Of all the lines in this data, how many include "parler"? Respond with the number only.

Saved entries:
★ ★ ★ ★ ★ ★ ★
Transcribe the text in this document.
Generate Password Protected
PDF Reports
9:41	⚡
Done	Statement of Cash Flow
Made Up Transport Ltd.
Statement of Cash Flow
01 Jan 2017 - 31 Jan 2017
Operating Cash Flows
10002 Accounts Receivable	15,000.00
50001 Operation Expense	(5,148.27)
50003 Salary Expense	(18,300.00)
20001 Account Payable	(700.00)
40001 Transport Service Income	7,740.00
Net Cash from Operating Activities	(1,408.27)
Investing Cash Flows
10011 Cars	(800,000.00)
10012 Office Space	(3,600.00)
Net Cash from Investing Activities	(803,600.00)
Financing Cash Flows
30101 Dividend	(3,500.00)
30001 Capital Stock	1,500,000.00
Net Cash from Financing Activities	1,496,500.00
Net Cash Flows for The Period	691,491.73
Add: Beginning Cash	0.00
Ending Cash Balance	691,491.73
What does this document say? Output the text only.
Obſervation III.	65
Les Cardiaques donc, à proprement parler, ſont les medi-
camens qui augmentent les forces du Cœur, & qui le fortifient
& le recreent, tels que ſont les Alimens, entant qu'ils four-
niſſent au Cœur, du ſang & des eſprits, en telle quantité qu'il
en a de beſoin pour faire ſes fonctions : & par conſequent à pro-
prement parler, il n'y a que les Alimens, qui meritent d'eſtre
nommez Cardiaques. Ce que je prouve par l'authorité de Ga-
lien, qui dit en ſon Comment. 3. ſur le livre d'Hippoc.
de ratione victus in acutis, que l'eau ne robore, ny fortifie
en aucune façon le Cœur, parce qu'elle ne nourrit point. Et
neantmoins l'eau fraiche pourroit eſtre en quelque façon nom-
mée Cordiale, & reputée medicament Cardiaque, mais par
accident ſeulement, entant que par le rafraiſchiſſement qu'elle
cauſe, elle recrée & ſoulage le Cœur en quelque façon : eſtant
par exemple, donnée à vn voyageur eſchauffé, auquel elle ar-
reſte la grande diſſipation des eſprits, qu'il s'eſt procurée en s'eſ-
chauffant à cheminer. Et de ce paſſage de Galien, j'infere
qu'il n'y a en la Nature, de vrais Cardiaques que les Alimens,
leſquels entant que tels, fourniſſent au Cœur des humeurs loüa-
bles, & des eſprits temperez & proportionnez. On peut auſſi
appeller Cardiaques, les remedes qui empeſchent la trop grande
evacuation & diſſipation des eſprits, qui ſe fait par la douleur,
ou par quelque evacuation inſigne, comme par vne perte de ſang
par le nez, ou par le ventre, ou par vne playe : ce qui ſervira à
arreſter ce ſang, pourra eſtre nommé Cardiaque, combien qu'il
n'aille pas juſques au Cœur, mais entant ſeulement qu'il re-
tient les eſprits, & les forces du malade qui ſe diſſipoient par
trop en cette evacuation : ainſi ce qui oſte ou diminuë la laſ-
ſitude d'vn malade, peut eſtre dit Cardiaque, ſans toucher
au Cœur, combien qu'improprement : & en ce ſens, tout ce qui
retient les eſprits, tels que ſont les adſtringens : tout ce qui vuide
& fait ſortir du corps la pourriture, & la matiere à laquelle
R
★ ★ ★ ★ ★ ★ ★
= Finished exercise =
2